### What to do
Write only the number of lines in the records beneath that hold "avatar".

-- start Source data --

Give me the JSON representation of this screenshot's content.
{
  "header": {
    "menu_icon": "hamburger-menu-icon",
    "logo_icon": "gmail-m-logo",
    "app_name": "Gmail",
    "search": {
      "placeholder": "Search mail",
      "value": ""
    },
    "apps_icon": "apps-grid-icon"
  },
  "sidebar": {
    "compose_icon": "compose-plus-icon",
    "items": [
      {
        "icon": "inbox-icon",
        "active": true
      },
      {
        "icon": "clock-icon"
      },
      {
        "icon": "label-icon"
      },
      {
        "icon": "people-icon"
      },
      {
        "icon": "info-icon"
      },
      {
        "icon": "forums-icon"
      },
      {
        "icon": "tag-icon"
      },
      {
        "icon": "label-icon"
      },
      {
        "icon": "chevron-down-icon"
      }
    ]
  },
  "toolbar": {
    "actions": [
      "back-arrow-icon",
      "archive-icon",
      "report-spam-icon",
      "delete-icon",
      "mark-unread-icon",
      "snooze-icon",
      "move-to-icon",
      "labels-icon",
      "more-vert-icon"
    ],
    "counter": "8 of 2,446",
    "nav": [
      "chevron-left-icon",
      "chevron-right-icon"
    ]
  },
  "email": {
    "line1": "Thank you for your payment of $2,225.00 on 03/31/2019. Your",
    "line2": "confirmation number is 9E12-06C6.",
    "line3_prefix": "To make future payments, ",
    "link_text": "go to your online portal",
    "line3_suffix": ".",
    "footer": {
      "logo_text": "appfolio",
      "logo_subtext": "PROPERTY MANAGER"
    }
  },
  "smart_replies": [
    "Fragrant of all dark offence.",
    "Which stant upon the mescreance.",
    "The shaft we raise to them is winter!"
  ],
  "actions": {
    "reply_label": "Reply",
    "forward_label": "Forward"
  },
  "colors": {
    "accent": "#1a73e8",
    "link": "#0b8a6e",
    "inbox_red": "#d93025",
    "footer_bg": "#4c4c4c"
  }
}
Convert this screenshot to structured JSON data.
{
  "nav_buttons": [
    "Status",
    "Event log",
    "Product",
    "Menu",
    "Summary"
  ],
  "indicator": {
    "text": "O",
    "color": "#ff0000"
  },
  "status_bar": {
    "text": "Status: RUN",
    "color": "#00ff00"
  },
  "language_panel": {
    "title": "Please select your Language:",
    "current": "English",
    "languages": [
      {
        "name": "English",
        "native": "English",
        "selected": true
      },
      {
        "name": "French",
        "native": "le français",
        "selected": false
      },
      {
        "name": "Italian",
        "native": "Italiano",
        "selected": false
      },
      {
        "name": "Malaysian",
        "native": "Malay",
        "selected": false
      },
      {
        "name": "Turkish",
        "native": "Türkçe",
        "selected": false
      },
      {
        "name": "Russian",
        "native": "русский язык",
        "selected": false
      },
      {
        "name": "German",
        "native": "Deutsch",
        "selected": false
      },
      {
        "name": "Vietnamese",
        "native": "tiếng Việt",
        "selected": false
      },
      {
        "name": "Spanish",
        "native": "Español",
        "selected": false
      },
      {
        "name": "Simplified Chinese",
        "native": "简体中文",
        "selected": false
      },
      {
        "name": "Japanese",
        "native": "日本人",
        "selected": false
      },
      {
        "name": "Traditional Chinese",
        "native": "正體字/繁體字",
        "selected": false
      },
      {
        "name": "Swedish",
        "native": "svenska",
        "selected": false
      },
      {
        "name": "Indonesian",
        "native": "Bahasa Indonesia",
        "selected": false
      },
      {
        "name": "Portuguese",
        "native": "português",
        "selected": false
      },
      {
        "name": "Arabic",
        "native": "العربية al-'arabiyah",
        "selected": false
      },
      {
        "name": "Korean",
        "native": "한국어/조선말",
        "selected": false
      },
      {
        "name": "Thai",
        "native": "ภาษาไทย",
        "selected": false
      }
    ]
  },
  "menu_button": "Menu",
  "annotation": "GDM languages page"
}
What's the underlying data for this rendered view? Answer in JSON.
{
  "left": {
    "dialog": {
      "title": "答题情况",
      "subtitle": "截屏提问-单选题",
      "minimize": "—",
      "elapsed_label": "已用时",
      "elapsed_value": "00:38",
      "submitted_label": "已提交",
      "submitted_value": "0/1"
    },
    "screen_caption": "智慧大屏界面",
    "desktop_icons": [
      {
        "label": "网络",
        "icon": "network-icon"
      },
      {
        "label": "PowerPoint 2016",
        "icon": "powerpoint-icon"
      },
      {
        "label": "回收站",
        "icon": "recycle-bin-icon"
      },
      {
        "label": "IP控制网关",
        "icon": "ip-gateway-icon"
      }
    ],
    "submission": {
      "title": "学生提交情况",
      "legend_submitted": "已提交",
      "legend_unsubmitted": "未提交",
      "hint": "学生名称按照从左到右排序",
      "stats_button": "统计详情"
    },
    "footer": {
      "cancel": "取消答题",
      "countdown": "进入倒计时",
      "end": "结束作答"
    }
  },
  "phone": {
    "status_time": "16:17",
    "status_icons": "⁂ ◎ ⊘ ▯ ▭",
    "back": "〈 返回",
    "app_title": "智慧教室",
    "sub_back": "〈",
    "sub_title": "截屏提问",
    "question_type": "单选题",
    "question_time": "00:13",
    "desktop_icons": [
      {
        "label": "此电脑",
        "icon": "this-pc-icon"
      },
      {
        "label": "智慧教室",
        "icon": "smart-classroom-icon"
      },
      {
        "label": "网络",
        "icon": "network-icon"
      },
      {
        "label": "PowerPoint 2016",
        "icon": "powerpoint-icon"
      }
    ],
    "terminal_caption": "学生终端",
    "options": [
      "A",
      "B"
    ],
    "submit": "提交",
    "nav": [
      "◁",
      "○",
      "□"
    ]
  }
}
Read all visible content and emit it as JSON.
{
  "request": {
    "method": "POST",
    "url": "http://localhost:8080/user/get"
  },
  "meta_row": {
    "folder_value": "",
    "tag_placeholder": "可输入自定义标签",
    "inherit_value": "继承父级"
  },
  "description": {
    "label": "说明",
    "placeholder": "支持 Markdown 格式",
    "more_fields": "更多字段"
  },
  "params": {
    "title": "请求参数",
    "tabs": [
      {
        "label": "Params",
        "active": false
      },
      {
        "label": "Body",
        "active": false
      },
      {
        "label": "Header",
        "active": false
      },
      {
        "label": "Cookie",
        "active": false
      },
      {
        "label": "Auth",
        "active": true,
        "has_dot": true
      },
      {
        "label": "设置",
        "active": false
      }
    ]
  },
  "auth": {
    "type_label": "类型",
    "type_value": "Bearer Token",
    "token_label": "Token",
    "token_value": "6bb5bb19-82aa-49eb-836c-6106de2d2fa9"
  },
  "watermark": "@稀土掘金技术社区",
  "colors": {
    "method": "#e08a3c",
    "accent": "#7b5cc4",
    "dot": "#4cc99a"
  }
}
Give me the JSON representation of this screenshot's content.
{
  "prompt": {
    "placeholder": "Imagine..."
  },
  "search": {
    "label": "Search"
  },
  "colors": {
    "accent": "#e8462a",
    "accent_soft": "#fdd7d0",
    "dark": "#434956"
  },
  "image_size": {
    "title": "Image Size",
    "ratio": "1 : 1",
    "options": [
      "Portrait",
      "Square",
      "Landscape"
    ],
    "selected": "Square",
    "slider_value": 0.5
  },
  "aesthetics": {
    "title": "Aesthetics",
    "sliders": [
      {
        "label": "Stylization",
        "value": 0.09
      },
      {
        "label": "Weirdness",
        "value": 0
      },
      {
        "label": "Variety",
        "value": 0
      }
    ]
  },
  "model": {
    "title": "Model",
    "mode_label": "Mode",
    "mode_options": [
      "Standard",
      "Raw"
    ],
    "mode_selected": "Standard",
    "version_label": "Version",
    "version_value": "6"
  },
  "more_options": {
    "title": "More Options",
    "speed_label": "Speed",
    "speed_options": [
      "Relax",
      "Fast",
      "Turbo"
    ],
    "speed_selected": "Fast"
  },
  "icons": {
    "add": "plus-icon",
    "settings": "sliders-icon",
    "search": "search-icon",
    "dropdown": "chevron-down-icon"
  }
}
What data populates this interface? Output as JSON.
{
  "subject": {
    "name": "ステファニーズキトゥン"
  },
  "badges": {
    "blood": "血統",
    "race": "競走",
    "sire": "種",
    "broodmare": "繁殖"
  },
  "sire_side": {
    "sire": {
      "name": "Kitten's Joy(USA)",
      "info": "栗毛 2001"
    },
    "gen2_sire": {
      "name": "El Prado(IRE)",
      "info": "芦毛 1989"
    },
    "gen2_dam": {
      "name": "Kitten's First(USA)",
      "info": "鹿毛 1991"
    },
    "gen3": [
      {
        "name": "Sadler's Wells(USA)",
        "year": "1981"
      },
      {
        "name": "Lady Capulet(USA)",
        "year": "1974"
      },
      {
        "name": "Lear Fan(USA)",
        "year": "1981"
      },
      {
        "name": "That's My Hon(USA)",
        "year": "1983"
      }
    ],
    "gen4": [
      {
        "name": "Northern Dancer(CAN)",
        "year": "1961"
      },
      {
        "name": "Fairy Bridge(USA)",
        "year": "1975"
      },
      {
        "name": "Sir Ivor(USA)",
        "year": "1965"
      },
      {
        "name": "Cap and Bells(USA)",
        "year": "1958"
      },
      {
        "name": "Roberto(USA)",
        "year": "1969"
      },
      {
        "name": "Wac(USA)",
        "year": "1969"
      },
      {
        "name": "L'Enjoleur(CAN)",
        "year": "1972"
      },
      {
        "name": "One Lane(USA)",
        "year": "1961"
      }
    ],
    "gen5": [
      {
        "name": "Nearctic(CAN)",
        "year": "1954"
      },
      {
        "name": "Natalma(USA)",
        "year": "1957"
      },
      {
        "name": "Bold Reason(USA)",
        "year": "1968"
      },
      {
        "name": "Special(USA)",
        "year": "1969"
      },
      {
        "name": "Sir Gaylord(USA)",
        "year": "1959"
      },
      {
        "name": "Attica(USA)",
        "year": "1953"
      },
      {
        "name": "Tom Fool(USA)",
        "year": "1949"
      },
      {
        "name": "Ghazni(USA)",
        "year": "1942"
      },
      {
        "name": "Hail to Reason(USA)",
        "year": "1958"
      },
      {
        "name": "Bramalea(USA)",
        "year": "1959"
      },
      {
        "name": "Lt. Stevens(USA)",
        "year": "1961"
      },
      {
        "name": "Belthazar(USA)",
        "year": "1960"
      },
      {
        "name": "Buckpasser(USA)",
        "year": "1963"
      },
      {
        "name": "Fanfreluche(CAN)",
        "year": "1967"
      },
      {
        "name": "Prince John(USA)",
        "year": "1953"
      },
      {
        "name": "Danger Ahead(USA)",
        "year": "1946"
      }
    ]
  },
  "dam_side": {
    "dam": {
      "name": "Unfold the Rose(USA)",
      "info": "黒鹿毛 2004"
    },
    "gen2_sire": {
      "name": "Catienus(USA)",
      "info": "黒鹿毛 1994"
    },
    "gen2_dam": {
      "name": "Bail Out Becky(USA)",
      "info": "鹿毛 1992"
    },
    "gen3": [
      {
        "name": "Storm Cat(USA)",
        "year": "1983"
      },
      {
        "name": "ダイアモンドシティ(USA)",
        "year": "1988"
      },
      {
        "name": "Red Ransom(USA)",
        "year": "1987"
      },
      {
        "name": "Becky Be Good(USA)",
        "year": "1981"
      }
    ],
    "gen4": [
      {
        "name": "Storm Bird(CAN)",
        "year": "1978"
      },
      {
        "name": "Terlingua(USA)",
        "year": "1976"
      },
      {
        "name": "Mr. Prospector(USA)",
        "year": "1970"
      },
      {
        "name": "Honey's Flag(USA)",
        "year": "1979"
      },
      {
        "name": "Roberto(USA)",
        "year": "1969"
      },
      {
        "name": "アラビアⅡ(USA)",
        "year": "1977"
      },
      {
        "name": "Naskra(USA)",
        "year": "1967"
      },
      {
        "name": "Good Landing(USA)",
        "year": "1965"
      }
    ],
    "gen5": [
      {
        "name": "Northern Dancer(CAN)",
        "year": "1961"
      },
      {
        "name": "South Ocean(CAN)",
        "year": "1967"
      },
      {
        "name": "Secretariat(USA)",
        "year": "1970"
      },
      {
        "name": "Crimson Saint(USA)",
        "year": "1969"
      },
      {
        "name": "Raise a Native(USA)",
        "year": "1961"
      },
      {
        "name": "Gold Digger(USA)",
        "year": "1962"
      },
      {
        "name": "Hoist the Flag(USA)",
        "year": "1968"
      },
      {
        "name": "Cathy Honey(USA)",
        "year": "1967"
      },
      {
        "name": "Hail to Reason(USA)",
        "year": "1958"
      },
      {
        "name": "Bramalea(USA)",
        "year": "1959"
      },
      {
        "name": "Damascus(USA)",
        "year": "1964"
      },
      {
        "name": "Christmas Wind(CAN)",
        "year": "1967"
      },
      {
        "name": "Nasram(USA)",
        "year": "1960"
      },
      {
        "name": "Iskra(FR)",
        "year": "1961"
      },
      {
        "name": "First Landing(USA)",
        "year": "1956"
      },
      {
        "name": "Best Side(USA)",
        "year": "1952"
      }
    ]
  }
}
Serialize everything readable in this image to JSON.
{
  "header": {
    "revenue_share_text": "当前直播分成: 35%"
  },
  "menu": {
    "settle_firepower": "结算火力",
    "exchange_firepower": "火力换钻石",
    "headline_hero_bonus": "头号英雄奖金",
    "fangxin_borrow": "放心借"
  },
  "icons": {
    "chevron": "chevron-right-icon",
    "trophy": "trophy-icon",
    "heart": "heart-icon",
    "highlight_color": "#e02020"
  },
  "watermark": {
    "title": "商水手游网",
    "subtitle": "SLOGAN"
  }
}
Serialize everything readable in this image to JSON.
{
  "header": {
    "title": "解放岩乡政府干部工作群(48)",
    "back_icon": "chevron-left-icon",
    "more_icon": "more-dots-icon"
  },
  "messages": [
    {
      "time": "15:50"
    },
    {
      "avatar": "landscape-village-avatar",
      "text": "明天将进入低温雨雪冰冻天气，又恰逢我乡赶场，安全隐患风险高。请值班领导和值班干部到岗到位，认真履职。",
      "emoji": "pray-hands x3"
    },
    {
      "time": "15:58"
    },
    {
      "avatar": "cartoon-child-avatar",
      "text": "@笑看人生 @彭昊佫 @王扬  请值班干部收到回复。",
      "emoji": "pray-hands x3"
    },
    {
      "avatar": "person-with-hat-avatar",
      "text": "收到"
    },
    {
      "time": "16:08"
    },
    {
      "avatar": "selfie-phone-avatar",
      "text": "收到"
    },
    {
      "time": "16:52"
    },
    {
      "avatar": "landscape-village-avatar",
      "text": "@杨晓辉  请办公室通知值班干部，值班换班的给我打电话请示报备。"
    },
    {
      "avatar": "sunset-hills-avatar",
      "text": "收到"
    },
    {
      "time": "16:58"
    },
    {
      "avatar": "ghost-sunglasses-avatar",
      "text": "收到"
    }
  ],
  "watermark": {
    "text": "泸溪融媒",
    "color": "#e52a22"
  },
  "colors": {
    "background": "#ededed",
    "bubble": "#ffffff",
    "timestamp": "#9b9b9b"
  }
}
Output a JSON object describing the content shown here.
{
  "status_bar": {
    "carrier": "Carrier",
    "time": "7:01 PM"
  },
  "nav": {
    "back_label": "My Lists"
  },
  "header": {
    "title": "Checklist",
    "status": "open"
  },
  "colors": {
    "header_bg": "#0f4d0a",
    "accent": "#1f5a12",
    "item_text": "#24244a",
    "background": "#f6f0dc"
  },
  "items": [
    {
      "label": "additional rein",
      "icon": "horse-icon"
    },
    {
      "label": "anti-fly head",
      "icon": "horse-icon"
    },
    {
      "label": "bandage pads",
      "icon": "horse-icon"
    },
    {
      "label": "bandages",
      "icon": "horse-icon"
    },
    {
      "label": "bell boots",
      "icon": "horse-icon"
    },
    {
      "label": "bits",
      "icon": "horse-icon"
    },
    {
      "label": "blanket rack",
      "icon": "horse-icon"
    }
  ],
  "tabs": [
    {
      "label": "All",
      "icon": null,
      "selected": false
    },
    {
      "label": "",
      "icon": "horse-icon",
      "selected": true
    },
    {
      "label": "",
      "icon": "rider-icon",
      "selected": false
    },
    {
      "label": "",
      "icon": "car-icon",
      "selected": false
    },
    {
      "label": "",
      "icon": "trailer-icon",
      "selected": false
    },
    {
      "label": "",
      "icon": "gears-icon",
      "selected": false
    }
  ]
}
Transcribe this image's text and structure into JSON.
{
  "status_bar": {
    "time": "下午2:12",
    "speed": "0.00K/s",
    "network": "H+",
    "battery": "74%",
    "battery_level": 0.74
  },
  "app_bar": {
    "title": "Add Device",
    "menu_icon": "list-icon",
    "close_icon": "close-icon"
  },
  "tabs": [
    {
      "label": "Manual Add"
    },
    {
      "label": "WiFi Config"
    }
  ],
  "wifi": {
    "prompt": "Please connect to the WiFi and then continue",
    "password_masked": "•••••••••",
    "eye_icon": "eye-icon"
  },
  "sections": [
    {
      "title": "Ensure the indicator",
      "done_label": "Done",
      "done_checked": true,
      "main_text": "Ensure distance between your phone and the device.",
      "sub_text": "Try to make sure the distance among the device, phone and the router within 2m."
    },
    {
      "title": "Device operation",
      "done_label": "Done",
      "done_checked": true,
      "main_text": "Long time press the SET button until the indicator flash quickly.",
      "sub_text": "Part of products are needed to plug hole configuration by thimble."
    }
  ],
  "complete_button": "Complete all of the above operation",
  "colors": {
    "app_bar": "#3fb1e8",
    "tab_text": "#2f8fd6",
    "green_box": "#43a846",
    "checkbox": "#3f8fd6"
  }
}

-- end Source data --

### Completed exercise
7